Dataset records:

(begin)

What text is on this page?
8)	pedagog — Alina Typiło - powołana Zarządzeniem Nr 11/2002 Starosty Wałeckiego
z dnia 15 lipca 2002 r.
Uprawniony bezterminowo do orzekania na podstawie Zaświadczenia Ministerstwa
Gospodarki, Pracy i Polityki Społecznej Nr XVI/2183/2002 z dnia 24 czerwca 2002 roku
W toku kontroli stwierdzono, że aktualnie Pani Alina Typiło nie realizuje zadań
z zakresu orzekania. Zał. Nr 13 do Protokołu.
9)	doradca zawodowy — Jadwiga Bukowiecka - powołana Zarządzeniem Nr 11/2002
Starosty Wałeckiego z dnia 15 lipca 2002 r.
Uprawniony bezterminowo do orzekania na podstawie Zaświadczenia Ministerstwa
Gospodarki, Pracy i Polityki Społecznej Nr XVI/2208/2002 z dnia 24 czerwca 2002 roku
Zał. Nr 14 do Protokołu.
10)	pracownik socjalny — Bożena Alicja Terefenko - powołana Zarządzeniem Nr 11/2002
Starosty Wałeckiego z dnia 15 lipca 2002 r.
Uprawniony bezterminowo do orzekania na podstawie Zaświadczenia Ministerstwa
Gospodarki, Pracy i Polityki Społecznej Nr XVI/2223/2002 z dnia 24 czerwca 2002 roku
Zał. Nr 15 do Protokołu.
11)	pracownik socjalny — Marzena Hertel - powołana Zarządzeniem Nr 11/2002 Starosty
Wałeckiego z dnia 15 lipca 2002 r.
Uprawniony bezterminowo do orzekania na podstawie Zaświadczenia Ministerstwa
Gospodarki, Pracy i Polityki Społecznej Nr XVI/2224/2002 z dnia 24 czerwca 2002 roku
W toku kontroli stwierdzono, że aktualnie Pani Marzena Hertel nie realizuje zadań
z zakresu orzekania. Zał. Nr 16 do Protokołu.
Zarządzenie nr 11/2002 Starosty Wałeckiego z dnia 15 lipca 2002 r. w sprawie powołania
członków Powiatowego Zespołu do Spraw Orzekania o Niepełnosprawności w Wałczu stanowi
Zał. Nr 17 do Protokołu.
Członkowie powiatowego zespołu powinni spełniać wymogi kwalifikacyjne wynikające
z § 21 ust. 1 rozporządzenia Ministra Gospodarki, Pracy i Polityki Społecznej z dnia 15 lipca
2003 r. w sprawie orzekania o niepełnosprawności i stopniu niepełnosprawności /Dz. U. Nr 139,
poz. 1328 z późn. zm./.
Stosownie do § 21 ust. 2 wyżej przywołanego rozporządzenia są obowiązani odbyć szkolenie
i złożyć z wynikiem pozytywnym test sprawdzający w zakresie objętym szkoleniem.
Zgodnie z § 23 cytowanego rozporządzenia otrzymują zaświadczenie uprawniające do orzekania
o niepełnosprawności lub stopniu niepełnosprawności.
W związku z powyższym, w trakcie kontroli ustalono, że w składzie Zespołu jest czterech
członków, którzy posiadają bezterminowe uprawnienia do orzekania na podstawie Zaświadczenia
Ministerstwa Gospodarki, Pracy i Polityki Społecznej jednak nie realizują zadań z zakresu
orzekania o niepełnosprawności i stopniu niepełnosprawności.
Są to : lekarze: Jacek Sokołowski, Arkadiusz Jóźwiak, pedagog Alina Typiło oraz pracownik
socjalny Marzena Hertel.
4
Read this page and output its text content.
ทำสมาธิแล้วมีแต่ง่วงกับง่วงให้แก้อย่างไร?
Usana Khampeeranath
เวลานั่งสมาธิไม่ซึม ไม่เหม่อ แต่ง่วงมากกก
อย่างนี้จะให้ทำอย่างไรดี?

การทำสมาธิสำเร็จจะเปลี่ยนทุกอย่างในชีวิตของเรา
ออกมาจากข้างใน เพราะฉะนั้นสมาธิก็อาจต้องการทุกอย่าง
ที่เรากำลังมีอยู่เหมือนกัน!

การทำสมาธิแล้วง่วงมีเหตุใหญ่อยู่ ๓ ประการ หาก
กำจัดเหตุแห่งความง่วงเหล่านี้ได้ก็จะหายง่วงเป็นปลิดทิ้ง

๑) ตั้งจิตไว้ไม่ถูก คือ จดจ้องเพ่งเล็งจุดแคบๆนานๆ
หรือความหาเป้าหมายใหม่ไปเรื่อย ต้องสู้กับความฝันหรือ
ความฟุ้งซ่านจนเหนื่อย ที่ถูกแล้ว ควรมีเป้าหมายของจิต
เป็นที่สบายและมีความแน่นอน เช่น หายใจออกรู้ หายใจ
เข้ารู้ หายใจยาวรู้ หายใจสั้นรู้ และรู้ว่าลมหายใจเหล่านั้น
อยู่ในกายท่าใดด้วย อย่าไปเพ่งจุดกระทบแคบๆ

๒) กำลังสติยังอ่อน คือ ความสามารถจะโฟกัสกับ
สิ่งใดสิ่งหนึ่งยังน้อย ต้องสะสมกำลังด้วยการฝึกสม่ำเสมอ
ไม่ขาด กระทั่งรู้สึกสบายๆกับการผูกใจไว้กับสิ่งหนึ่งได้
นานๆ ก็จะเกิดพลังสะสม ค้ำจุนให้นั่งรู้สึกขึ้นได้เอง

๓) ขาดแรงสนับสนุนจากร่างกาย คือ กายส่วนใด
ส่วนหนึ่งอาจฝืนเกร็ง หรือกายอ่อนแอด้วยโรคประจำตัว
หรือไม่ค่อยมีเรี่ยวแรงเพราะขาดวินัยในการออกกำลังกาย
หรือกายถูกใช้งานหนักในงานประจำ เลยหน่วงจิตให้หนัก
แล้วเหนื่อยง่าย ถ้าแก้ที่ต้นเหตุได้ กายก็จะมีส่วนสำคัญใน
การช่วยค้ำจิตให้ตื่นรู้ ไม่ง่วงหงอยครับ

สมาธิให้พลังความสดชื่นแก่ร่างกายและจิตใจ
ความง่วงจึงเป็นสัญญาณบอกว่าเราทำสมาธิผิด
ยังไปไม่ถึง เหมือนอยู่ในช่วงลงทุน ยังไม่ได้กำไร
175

(end)

Copy every record exactly as presented.

_RESULT OF THIS EXERCISE_.
What text is on this page?
8)	pedagog — Alina Typiło - powołana Zarządzeniem Nr 11/2002 Starosty Wałeckiego
z dnia 15 lipca 2002 r.
Uprawniony bezterminowo do orzekania na podstawie Zaświadczenia Ministerstwa
Gospodarki, Pracy i Polityki Społecznej Nr XVI/2183/2002 z dnia 24 czerwca 2002 roku
W toku kontroli stwierdzono, że aktualnie Pani Alina Typiło nie realizuje zadań
z zakresu orzekania. Zał. Nr 13 do Protokołu.
9)	doradca zawodowy — Jadwiga Bukowiecka - powołana Zarządzeniem Nr 11/2002
Starosty Wałeckiego z dnia 15 lipca 2002 r.
Uprawniony bezterminowo do orzekania na podstawie Zaświadczenia Ministerstwa
Gospodarki, Pracy i Polityki Społecznej Nr XVI/2208/2002 z dnia 24 czerwca 2002 roku
Zał. Nr 14 do Protokołu.
10)	pracownik socjalny — Bożena Alicja Terefenko - powołana Zarządzeniem Nr 11/2002
Starosty Wałeckiego z dnia 15 lipca 2002 r.
Uprawniony bezterminowo do orzekania na podstawie Zaświadczenia Ministerstwa
Gospodarki, Pracy i Polityki Społecznej Nr XVI/2223/2002 z dnia 24 czerwca 2002 roku
Zał. Nr 15 do Protokołu.
11)	pracownik socjalny — Marzena Hertel - powołana Zarządzeniem Nr 11/2002 Starosty
Wałeckiego z dnia 15 lipca 2002 r.
Uprawniony bezterminowo do orzekania na podstawie Zaświadczenia Ministerstwa
Gospodarki, Pracy i Polityki Społecznej Nr XVI/2224/2002 z dnia 24 czerwca 2002 roku
W toku kontroli stwierdzono, że aktualnie Pani Marzena Hertel nie realizuje zadań
z zakresu orzekania. Zał. Nr 16 do Protokołu.
Zarządzenie nr 11/2002 Starosty Wałeckiego z dnia 15 lipca 2002 r. w sprawie powołania
członków Powiatowego Zespołu do Spraw Orzekania o Niepełnosprawności w Wałczu stanowi
Zał. Nr 17 do Protokołu.
Członkowie powiatowego zespołu powinni spełniać wymogi kwalifikacyjne wynikające
z § 21 ust. 1 rozporządzenia Ministra Gospodarki, Pracy i Polityki Społecznej z dnia 15 lipca
2003 r. w sprawie orzekania o niepełnosprawności i stopniu niepełnosprawności /Dz. U. Nr 139,
poz. 1328 z późn. zm./.
Stosownie do § 21 ust. 2 wyżej przywołanego rozporządzenia są obowiązani odbyć szkolenie
i złożyć z wynikiem pozytywnym test sprawdzający w zakresie objętym szkoleniem.
Zgodnie z § 23 cytowanego rozporządzenia otrzymują zaświadczenie uprawniające do orzekania
o niepełnosprawności lub stopniu niepełnosprawności.
W związku z powyższym, w trakcie kontroli ustalono, że w składzie Zespołu jest czterech
członków, którzy posiadają bezterminowe uprawnienia do orzekania na podstawie Zaświadczenia
Ministerstwa Gospodarki, Pracy i Polityki Społecznej jednak nie realizują zadań z zakresu
orzekania o niepełnosprawności i stopniu niepełnosprawności.
Są to : lekarze: Jacek Sokołowski, Arkadiusz Jóźwiak, pedagog Alina Typiło oraz pracownik
socjalny Marzena Hertel.
4
Read this page and output its text content.
ทำสมาธิแล้วมีแต่ง่วงกับง่วงให้แก้อย่างไร?
Usana Khampeeranath
เวลานั่งสมาธิไม่ซึม ไม่เหม่อ แต่ง่วงมากกก
อย่างนี้จะให้ทำอย่างไรดี?

การทำสมาธิสำเร็จจะเปลี่ยนทุกอย่างในชีวิตของเรา
ออกมาจากข้างใน เพราะฉะนั้นสมาธิก็อาจต้องการทุกอย่าง
ที่เรากำลังมีอยู่เหมือนกัน!

การทำสมาธิแล้วง่วงมีเหตุใหญ่อยู่ ๓ ประการ หาก
กำจัดเหตุแห่งความง่วงเหล่านี้ได้ก็จะหายง่วงเป็นปลิดทิ้ง

๑) ตั้งจิตไว้ไม่ถูก คือ จดจ้องเพ่งเล็งจุดแคบๆนานๆ
หรือความหาเป้าหมายใหม่ไปเรื่อย ต้องสู้กับความฝันหรือ
ความฟุ้งซ่านจนเหนื่อย ที่ถูกแล้ว ควรมีเป้าหมายของจิต
เป็นที่สบายและมีความแน่นอน เช่น หายใจออกรู้ หายใจ
เข้ารู้ หายใจยาวรู้ หายใจสั้นรู้ และรู้ว่าลมหายใจเหล่านั้น
อยู่ในกายท่าใดด้วย อย่าไปเพ่งจุดกระทบแคบๆ

๒) กำลังสติยังอ่อน คือ ความสามารถจะโฟกัสกับ
สิ่งใดสิ่งหนึ่งยังน้อย ต้องสะสมกำลังด้วยการฝึกสม่ำเสมอ
ไม่ขาด กระทั่งรู้สึกสบายๆกับการผูกใจไว้กับสิ่งหนึ่งได้
นานๆ ก็จะเกิดพลังสะสม ค้ำจุนให้นั่งรู้สึกขึ้นได้เอง

๓) ขาดแรงสนับสนุนจากร่างกาย คือ กายส่วนใด
ส่วนหนึ่งอาจฝืนเกร็ง หรือกายอ่อนแอด้วยโรคประจำตัว
หรือไม่ค่อยมีเรี่ยวแรงเพราะขาดวินัยในการออกกำลังกาย
หรือกายถูกใช้งานหนักในงานประจำ เลยหน่วงจิตให้หนัก
แล้วเหนื่อยง่าย ถ้าแก้ที่ต้นเหตุได้ กายก็จะมีส่วนสำคัญใน
การช่วยค้ำจิตให้ตื่นรู้ ไม่ง่วงหงอยครับ

สมาธิให้พลังความสดชื่นแก่ร่างกายและจิตใจ
ความง่วงจึงเป็นสัญญาณบอกว่าเราทำสมาธิผิด
ยังไปไม่ถึง เหมือนอยู่ในช่วงลงทุน ยังไม่ได้กำไร
175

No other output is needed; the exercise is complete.